[TASK TO CARRY OUT] Find the string "Princeton" and gather every line that holds it.

* Begin TASK MATERIAL *

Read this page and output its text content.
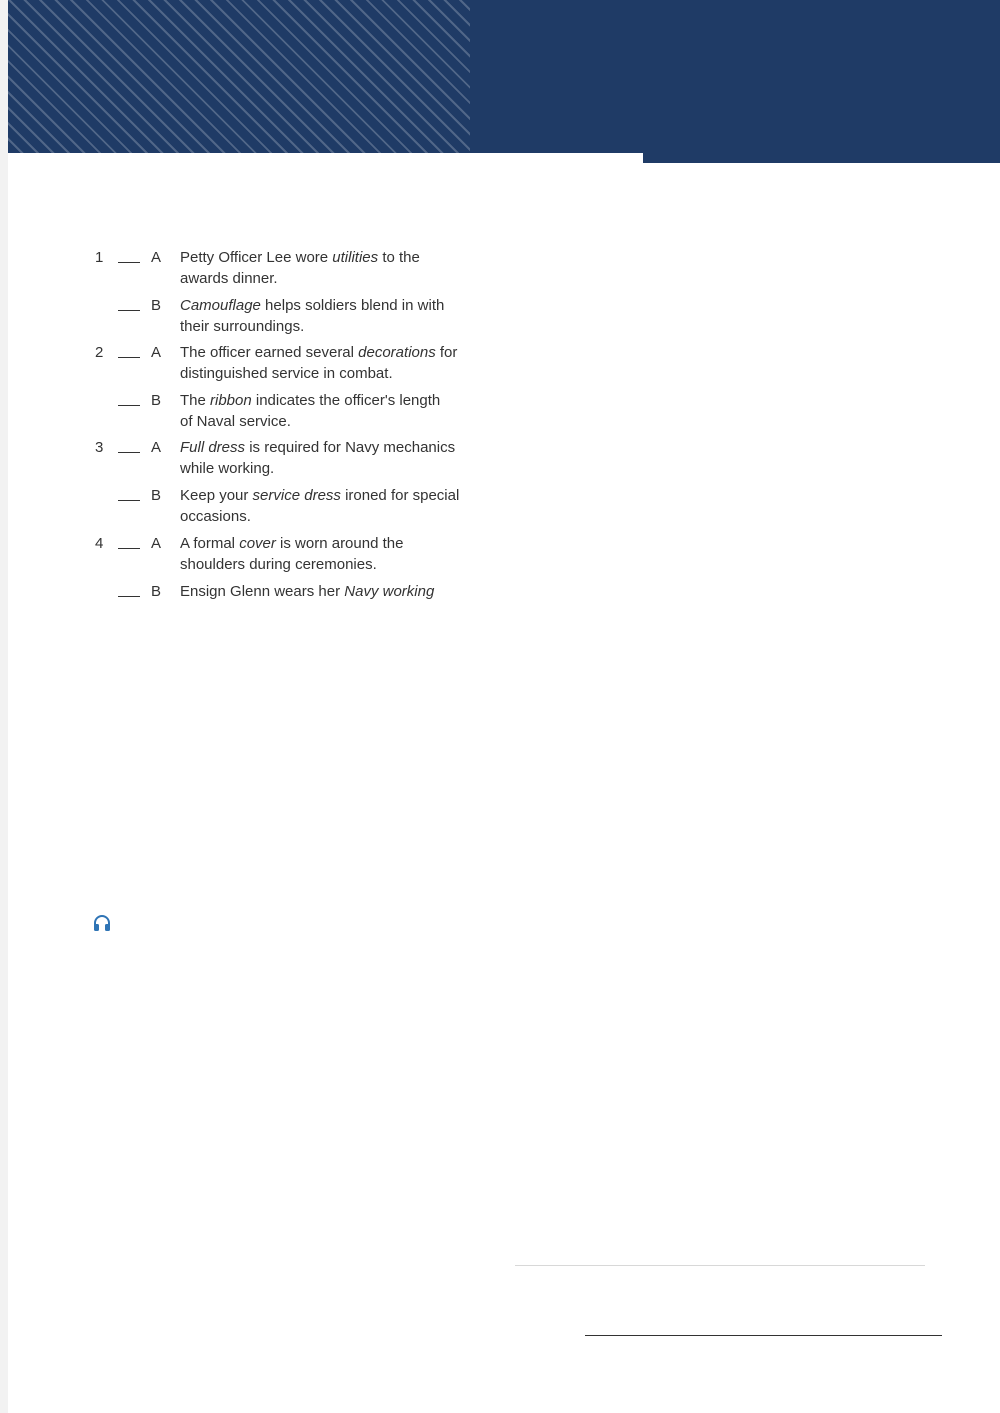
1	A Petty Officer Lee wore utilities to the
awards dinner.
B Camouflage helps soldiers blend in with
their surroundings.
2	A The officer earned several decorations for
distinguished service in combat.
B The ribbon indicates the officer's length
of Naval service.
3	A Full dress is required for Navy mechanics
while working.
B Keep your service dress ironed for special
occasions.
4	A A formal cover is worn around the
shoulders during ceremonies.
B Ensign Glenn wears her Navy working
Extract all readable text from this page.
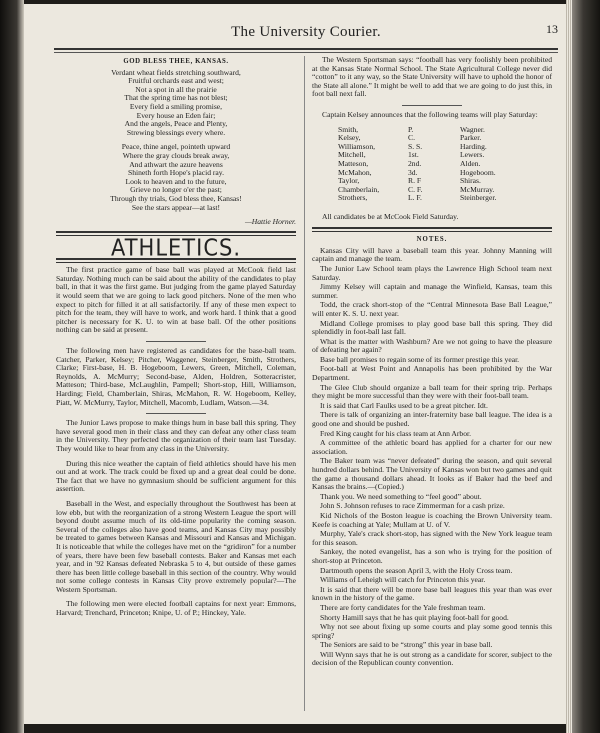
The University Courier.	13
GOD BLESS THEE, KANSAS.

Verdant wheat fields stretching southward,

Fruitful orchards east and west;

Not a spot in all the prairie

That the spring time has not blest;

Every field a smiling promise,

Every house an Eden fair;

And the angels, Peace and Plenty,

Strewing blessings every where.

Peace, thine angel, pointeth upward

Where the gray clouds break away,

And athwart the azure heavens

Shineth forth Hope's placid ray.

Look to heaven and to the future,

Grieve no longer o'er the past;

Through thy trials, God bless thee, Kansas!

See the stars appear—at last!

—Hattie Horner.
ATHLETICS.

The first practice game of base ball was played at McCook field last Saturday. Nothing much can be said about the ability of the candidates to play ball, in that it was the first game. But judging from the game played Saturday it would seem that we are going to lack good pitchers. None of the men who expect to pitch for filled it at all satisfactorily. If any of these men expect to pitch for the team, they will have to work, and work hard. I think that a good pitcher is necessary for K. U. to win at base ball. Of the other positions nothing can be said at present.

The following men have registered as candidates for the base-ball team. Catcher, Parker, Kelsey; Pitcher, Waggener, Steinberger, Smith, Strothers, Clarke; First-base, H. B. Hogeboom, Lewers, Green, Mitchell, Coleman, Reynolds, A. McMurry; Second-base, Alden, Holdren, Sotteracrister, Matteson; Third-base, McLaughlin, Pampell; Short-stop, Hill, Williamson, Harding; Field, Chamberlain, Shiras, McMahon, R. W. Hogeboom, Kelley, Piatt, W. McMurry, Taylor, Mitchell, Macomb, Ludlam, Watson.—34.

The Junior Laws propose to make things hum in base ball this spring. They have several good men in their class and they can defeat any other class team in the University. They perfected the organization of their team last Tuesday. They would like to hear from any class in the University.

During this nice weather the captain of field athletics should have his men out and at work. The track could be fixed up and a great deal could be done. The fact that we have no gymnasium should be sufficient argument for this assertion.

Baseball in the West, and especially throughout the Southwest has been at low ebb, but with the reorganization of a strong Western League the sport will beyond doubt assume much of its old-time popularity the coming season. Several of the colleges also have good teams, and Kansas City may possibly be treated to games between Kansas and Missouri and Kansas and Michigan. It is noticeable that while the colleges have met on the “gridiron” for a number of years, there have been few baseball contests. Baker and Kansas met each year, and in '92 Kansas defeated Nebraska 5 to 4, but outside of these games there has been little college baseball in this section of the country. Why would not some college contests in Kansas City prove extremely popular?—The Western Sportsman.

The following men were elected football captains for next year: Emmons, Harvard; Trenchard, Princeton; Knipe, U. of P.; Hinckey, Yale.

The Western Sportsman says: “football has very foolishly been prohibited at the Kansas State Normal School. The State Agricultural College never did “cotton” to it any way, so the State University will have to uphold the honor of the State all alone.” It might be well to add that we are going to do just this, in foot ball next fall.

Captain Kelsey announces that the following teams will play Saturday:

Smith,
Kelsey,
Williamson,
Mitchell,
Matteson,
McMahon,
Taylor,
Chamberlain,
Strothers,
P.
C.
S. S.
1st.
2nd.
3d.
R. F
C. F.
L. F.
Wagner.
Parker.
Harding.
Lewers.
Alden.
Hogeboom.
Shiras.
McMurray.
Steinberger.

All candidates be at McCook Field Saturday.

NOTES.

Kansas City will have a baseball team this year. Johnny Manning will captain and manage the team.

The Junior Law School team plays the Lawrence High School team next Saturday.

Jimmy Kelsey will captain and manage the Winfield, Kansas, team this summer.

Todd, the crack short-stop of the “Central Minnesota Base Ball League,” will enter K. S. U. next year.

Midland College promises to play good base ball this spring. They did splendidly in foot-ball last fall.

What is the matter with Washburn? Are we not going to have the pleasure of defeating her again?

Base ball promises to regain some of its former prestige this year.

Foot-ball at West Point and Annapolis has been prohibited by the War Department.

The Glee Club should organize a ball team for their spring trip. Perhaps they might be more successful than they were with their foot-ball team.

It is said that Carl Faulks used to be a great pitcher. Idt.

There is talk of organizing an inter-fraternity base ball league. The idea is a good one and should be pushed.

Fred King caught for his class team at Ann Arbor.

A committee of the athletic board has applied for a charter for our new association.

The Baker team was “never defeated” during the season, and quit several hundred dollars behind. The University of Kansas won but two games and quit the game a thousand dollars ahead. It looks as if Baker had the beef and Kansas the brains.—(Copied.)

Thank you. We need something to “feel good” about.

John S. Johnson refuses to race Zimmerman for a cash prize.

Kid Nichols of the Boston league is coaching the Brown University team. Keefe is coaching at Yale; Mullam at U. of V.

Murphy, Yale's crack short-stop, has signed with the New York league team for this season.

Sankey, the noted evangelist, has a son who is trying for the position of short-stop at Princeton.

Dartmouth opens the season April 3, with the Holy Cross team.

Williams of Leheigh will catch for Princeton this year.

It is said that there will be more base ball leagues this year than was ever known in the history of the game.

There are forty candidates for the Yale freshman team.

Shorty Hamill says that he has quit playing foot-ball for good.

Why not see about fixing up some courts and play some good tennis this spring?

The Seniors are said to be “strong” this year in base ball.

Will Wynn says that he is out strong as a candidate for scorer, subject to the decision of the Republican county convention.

* End TASK MATERIAL *

[OUTPUT FOR THIS EXERCISE]
The following men were elected football captains for next year: Emmons, Harvard; Trenchard, Princeton; Knipe, U. of P.; Hinckey, Yale.
Sankey, the noted evangelist, has a son who is trying for the position of short-stop at Princeton.
Williams of Leheigh will catch for Princeton this year.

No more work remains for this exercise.